=== Selected passage ===
'''
It would be hard to deny that the Trump era was, more than anything else, marked by the normalization of unabashed public lying. Trump is one of those Goebbels-like narcissists who believes he can create an alternative-- and accepted-- reality by just repeating his version frequently enough to the right audience. And Republican voters-- often uneducated, filled with despair about empty pointless lives and with the kinds of low IQs that make them easy marks for slick, practiced charlatans like Trump-- are the perfect audience.


Other Republican politicians-- or at least the overwhelming majority of them-- liked how easy it is, how unaccountable it is and liked what they saw enough to have gradually began emulating their leader. As Krugman pointed out earlier this week, the GOP has become a party of snake oil salesmen. And, I'm hardly the only one noticing this. Writing for the Milwaukee weekly, Shepherd Express, yesterday, Joel McNally noted that Wisconsin Republicans just can't stop spreading fear about the Afghan refugees. Pivoting quickly from "Biden wasn’t doing enough to help evacuate Afghan allies who assisted the U.S. war effort for 20 years," the GOP has eased right into their more comfortable role as bigots and xenophobes. Ron Johnson and all five of the state's Republican congressmen toured "Fort McCoy, a rural military property spread across 60,000 acres between Tomah and Sparta temporarily housing up to 10,000 refugees. All they saw were soldiers helping to settle families into barracks and playing outside with children, but they found it concerning." Johnson, an inveterate liar to begin with, was soon fear-mongering: "'It only takes one failure to destroy this mission... There is a danger to this country.' Johnson claimed to have unidentified sources who dispute administration assurances Afghan arrivals have been well-vetted. The total lack of any actual evidence is a regular feature of such Republican claims. Two members of the congressional delegation-- Tom Tiffany and Scott Fitzgerald-- were among the 147 Republican House members who voted after the violent insurrection on Jan. 6 to throw out millions of legally cast votes in Arizona and Pennsylvania because Trump falsely claimed without any evidence they were fraudulent. Tiffany has been one of the most vociferous opponents to allowing Afghan refugees into the U.S. at all. He put out an early statement: 'Our national security has been deeply degraded in the months since Jan. 20 (when Biden was inaugurated) and allowing the mass entry of foreigners from a known hotbed of terrorism will only make this situation far worse.'"
'''
=== Given request 1 ===
Update the records from their start through the line containing "for every button, label, text, icon, or", replacing "Sleep Timeline" with "Sleep Stages" and keeping everything else the same. Leave the pictures out of your answer.

=== Data supplied ===
'''
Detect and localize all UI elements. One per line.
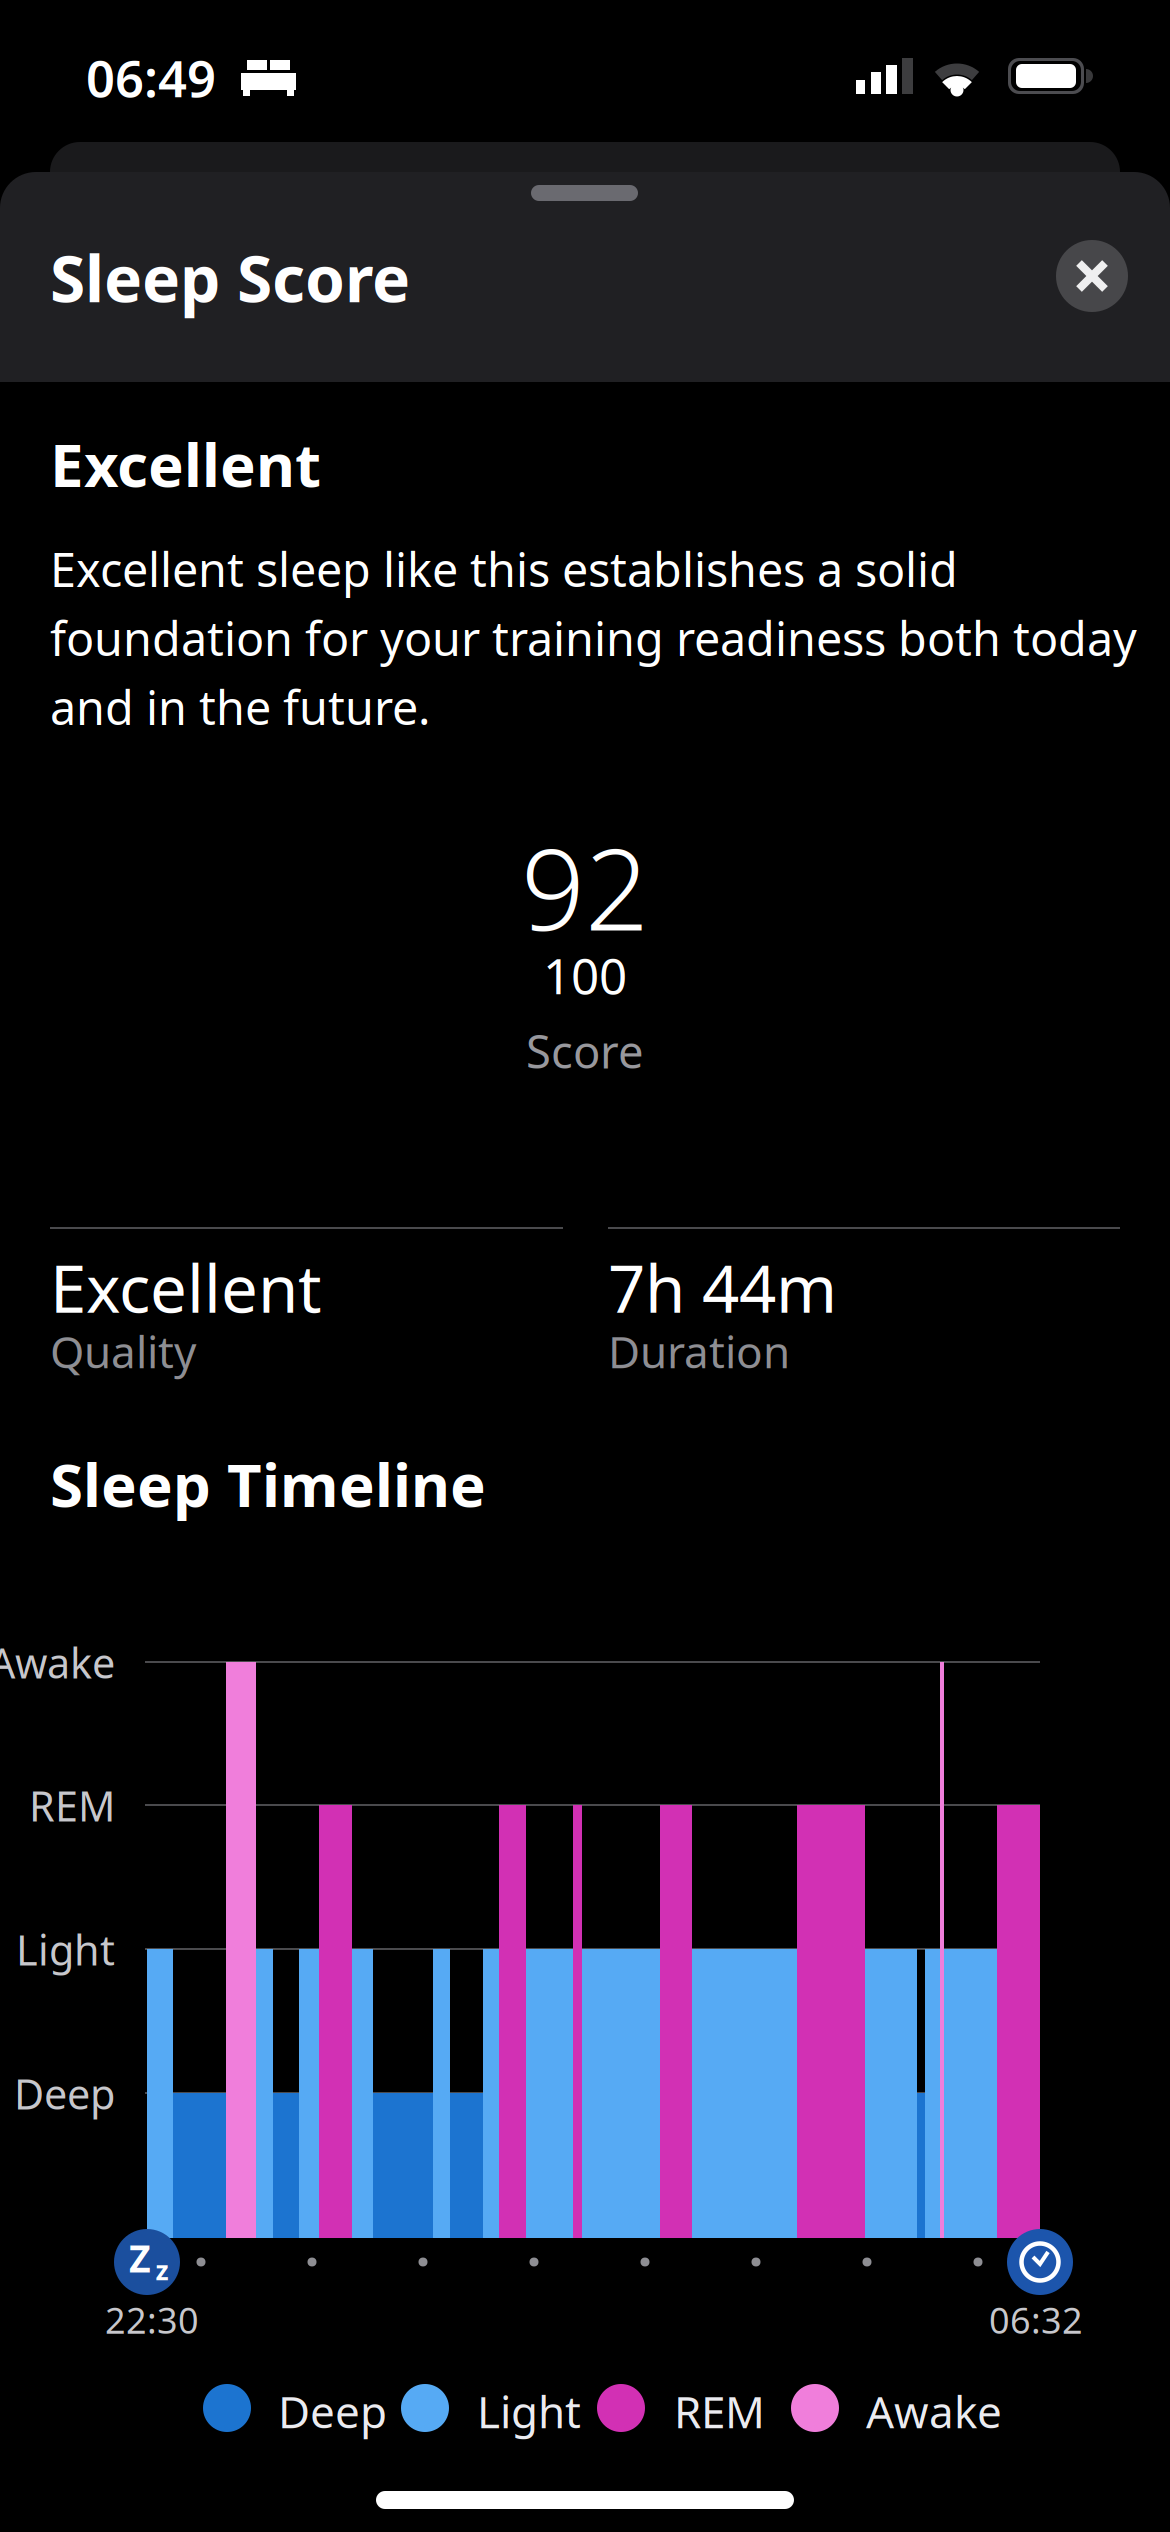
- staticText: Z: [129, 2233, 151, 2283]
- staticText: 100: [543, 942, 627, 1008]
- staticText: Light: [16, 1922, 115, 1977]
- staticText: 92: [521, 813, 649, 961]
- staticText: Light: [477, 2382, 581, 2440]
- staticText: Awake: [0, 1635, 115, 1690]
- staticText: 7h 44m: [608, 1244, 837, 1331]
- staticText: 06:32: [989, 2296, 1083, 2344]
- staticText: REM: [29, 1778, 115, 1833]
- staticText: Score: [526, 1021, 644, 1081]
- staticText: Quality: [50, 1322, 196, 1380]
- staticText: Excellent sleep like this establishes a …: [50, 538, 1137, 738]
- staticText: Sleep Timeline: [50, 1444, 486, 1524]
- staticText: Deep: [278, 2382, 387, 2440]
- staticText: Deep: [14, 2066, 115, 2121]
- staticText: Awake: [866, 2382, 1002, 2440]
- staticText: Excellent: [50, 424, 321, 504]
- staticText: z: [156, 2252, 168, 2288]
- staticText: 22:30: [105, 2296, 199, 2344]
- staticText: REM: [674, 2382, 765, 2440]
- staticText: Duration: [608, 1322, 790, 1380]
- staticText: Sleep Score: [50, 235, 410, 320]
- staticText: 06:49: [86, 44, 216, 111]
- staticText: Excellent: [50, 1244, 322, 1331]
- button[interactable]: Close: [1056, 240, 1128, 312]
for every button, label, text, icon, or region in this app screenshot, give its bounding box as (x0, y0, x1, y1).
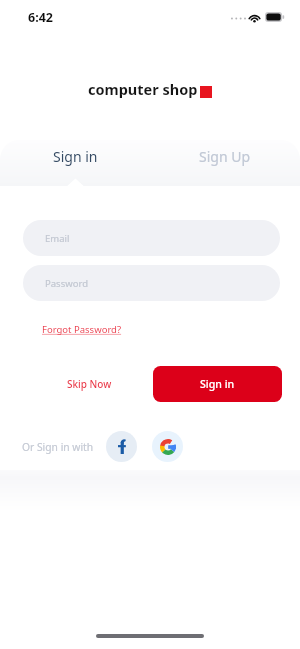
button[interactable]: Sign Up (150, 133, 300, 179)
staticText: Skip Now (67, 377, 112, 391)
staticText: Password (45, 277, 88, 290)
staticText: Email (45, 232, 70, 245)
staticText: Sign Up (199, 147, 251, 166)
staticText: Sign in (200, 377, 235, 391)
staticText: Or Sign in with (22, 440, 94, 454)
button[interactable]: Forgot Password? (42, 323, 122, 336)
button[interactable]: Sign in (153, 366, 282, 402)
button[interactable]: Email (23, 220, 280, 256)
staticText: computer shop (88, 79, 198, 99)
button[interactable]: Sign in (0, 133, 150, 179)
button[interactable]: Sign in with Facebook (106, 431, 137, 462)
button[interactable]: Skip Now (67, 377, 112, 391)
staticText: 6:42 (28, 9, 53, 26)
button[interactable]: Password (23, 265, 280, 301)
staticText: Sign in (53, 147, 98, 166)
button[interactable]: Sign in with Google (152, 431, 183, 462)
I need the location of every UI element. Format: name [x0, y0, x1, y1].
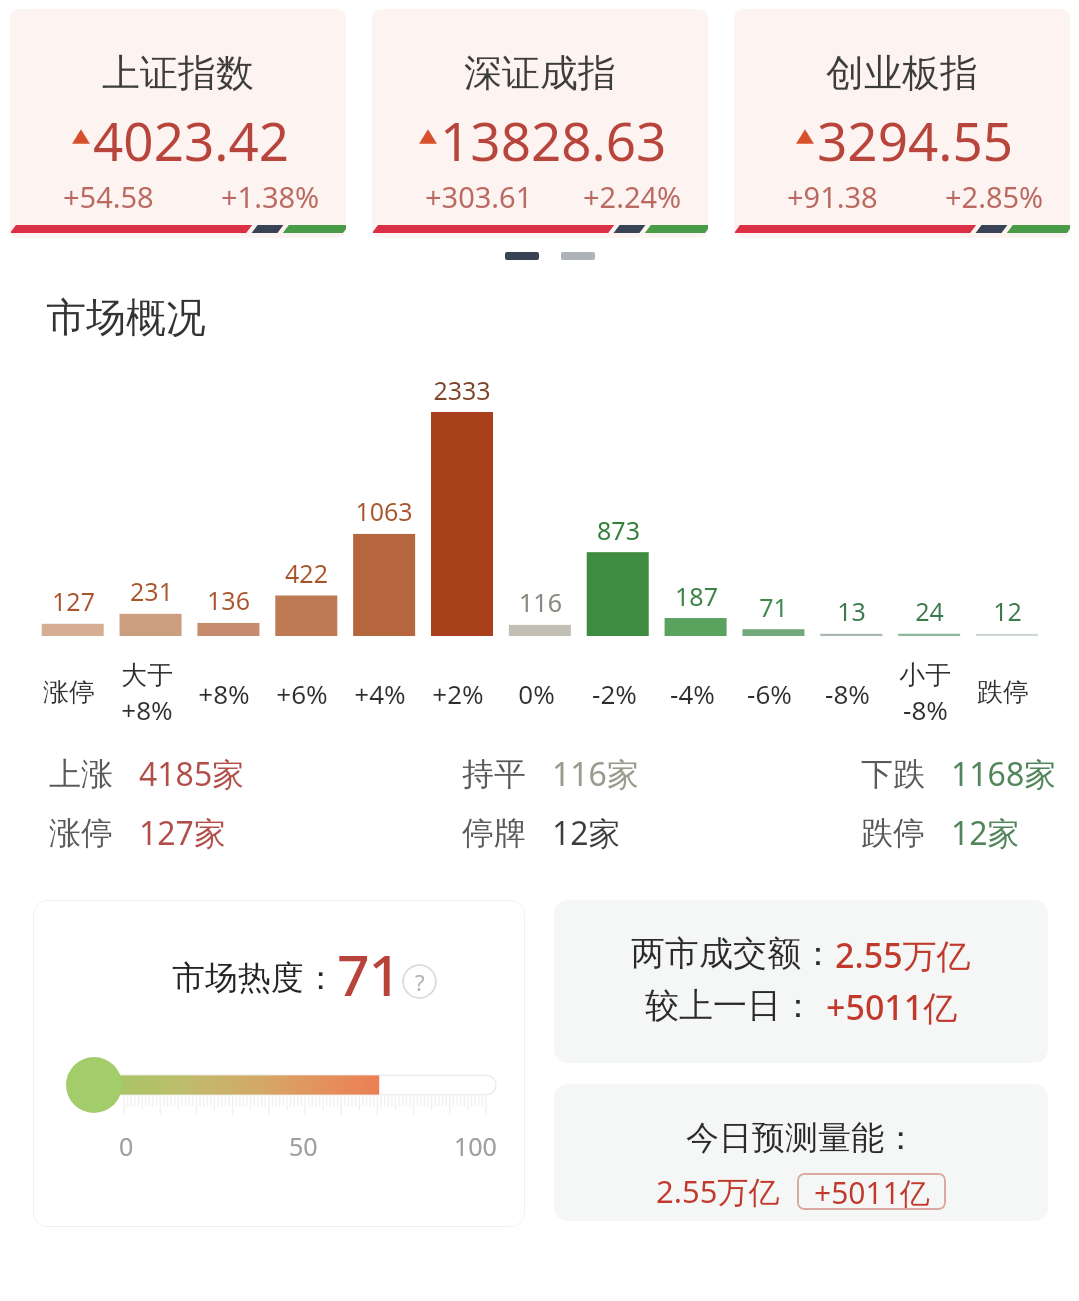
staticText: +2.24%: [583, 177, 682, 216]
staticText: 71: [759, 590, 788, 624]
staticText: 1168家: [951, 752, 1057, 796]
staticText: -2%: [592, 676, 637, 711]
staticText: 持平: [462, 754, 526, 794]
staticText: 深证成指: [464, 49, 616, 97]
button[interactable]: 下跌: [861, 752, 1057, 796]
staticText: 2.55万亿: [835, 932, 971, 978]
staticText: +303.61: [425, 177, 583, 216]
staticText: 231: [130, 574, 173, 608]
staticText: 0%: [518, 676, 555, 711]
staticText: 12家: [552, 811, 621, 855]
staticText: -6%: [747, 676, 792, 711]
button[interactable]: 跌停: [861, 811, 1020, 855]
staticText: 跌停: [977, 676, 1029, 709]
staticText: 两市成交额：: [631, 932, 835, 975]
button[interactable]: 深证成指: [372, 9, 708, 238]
'''
=== Given request 2 ===
In the passage on Republican lying, how many refugees could Fort McCoy temporarily house?

=== Task response 1 ===
Detect and localize all UI elements. One per line.
- staticText: Z: [129, 2233, 151, 2283]
- staticText: 100: [543, 942, 627, 1008]
- staticText: Light: [16, 1922, 115, 1977]
- staticText: 92: [521, 813, 649, 961]
- staticText: Light: [477, 2382, 581, 2440]
- staticText: Awake: [0, 1635, 115, 1690]
- staticText: 7h 44m: [608, 1244, 837, 1331]
- staticText: 06:32: [989, 2296, 1083, 2344]
- staticText: REM: [29, 1778, 115, 1833]
- staticText: Score: [526, 1021, 644, 1081]
- staticText: Quality: [50, 1322, 196, 1380]
- staticText: Excellent sleep like this establishes a …: [50, 538, 1137, 738]
- staticText: Sleep Stages: [50, 1444, 486, 1524]
- staticText: Deep: [278, 2382, 387, 2440]
- staticText: Deep: [14, 2066, 115, 2121]
- staticText: Awake: [866, 2382, 1002, 2440]
- staticText: Excellent: [50, 424, 321, 504]
- staticText: z: [156, 2252, 168, 2288]
- staticText: 22:30: [105, 2296, 199, 2344]
- staticText: REM: [674, 2382, 765, 2440]
- staticText: Duration: [608, 1322, 790, 1380]
- staticText: Sleep Score: [50, 235, 410, 320]
- staticText: 06:49: [86, 44, 216, 111]
- staticText: Excellent: [50, 1244, 322, 1331]
- button[interactable]: Close: [1056, 240, 1128, 312]
for every button, label, text, icon, or region in this app screenshot, give its bounding box as (x0, y0, x1, y1).

=== Task response 2 ===
Up to 10,000.